REQUEST >> The records that follow are to be repeated without alteration.
........
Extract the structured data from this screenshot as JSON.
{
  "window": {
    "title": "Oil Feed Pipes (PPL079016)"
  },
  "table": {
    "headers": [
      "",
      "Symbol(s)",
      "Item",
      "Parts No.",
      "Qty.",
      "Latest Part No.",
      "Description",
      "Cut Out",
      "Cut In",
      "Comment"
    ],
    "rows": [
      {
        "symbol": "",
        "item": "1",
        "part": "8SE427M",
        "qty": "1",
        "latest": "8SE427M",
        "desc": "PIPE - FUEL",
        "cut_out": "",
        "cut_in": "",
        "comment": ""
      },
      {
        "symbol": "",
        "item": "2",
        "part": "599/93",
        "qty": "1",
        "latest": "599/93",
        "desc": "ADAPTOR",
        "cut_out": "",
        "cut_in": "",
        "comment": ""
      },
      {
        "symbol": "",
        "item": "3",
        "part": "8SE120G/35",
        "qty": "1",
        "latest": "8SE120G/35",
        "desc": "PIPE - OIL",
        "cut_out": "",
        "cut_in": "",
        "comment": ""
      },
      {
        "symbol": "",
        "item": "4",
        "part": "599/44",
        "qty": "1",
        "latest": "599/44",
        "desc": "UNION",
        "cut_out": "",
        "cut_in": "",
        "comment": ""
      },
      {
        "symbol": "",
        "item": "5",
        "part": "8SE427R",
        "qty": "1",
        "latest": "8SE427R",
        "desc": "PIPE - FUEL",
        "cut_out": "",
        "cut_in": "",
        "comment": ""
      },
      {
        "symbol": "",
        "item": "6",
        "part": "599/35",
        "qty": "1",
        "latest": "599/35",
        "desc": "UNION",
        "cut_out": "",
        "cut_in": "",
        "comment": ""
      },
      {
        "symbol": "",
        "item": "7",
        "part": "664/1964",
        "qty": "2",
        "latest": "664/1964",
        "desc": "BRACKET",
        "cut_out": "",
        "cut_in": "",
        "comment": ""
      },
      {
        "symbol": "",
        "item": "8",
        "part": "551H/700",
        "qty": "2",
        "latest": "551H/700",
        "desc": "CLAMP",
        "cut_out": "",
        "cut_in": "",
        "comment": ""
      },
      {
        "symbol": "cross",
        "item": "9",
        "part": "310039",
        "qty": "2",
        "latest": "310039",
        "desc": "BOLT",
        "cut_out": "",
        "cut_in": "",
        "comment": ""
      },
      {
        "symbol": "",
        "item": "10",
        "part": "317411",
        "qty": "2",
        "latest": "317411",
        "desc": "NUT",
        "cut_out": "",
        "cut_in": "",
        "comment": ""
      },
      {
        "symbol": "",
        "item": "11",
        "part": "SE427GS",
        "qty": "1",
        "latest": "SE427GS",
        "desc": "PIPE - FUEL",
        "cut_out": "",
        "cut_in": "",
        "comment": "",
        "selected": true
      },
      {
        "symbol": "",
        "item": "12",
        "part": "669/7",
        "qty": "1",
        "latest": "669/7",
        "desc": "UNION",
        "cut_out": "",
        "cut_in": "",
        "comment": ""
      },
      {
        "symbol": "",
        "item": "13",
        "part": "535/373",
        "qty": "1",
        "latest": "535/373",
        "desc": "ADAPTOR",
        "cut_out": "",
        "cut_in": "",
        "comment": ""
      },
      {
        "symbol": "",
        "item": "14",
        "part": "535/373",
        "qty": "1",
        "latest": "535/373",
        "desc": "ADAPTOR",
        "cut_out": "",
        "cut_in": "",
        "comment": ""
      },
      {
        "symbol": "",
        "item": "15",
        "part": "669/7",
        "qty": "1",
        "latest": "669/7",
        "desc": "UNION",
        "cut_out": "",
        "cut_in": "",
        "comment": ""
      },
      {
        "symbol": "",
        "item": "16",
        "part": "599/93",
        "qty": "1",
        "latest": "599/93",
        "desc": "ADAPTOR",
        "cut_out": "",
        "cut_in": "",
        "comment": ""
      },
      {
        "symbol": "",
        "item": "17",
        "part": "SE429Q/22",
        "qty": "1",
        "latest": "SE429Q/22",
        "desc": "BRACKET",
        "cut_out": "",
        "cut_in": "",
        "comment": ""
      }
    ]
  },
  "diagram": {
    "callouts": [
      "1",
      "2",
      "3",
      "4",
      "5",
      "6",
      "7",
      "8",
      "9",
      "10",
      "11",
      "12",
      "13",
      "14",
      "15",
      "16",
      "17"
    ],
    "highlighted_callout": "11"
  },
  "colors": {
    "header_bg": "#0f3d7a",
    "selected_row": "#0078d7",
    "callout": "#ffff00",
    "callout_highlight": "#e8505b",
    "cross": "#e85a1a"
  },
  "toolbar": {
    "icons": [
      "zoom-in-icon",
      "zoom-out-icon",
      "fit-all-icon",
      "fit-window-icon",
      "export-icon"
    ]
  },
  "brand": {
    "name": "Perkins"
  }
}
........
RESULT FOR THIS EXERCISE >>
Extract the structured data from this screenshot as JSON.
{
  "window": {
    "title": "Oil Feed Pipes (PPL079016)"
  },
  "table": {
    "headers": [
      "",
      "Symbol(s)",
      "Item",
      "Parts No.",
      "Qty.",
      "Latest Part No.",
      "Description",
      "Cut Out",
      "Cut In",
      "Comment"
    ],
    "rows": [
      {
        "symbol": "",
        "item": "1",
        "part": "8SE427M",
        "qty": "1",
        "latest": "8SE427M",
        "desc": "PIPE - FUEL",
        "cut_out": "",
        "cut_in": "",
        "comment": ""
      },
      {
        "symbol": "",
        "item": "2",
        "part": "599/93",
        "qty": "1",
        "latest": "599/93",
        "desc": "ADAPTOR",
        "cut_out": "",
        "cut_in": "",
        "comment": ""
      },
      {
        "symbol": "",
        "item": "3",
        "part": "8SE120G/35",
        "qty": "1",
        "latest": "8SE120G/35",
        "desc": "PIPE - OIL",
        "cut_out": "",
        "cut_in": "",
        "comment": ""
      },
      {
        "symbol": "",
        "item": "4",
        "part": "599/44",
        "qty": "1",
        "latest": "599/44",
        "desc": "UNION",
        "cut_out": "",
        "cut_in": "",
        "comment": ""
      },
      {
        "symbol": "",
        "item": "5",
        "part": "8SE427R",
        "qty": "1",
        "latest": "8SE427R",
        "desc": "PIPE - FUEL",
        "cut_out": "",
        "cut_in": "",
        "comment": ""
      },
      {
        "symbol": "",
        "item": "6",
        "part": "599/35",
        "qty": "1",
        "latest": "599/35",
        "desc": "UNION",
        "cut_out": "",
        "cut_in": "",
        "comment": ""
      },
      {
        "symbol": "",
        "item": "7",
        "part": "664/1964",
        "qty": "2",
        "latest": "664/1964",
        "desc": "BRACKET",
        "cut_out": "",
        "cut_in": "",
        "comment": ""
      },
      {
        "symbol": "",
        "item": "8",
        "part": "551H/700",
        "qty": "2",
        "latest": "551H/700",
        "desc": "CLAMP",
        "cut_out": "",
        "cut_in": "",
        "comment": ""
      },
      {
        "symbol": "cross",
        "item": "9",
        "part": "310039",
        "qty": "2",
        "latest": "310039",
        "desc": "BOLT",
        "cut_out": "",
        "cut_in": "",
        "comment": ""
      },
      {
        "symbol": "",
        "item": "10",
        "part": "317411",
        "qty": "2",
        "latest": "317411",
        "desc": "NUT",
        "cut_out": "",
        "cut_in": "",
        "comment": ""
      },
      {
        "symbol": "",
        "item": "11",
        "part": "SE427GS",
        "qty": "1",
        "latest": "SE427GS",
        "desc": "PIPE - FUEL",
        "cut_out": "",
        "cut_in": "",
        "comment": "",
        "selected": true
      },
      {
        "symbol": "",
        "item": "12",
        "part": "669/7",
        "qty": "1",
        "latest": "669/7",
        "desc": "UNION",
        "cut_out": "",
        "cut_in": "",
        "comment": ""
      },
      {
        "symbol": "",
        "item": "13",
        "part": "535/373",
        "qty": "1",
        "latest": "535/373",
        "desc": "ADAPTOR",
        "cut_out": "",
        "cut_in": "",
        "comment": ""
      },
      {
        "symbol": "",
        "item": "14",
        "part": "535/373",
        "qty": "1",
        "latest": "535/373",
        "desc": "ADAPTOR",
        "cut_out": "",
        "cut_in": "",
        "comment": ""
      },
      {
        "symbol": "",
        "item": "15",
        "part": "669/7",
        "qty": "1",
        "latest": "669/7",
        "desc": "UNION",
        "cut_out": "",
        "cut_in": "",
        "comment": ""
      },
      {
        "symbol": "",
        "item": "16",
        "part": "599/93",
        "qty": "1",
        "latest": "599/93",
        "desc": "ADAPTOR",
        "cut_out": "",
        "cut_in": "",
        "comment": ""
      },
      {
        "symbol": "",
        "item": "17",
        "part": "SE429Q/22",
        "qty": "1",
        "latest": "SE429Q/22",
        "desc": "BRACKET",
        "cut_out": "",
        "cut_in": "",
        "comment": ""
      }
    ]
  },
  "diagram": {
    "callouts": [
      "1",
      "2",
      "3",
      "4",
      "5",
      "6",
      "7",
      "8",
      "9",
      "10",
      "11",
      "12",
      "13",
      "14",
      "15",
      "16",
      "17"
    ],
    "highlighted_callout": "11"
  },
  "colors": {
    "header_bg": "#0f3d7a",
    "selected_row": "#0078d7",
    "callout": "#ffff00",
    "callout_highlight": "#e8505b",
    "cross": "#e85a1a"
  },
  "toolbar": {
    "icons": [
      "zoom-in-icon",
      "zoom-out-icon",
      "fit-all-icon",
      "fit-window-icon",
      "export-icon"
    ]
  },
  "brand": {
    "name": "Perkins"
  }
}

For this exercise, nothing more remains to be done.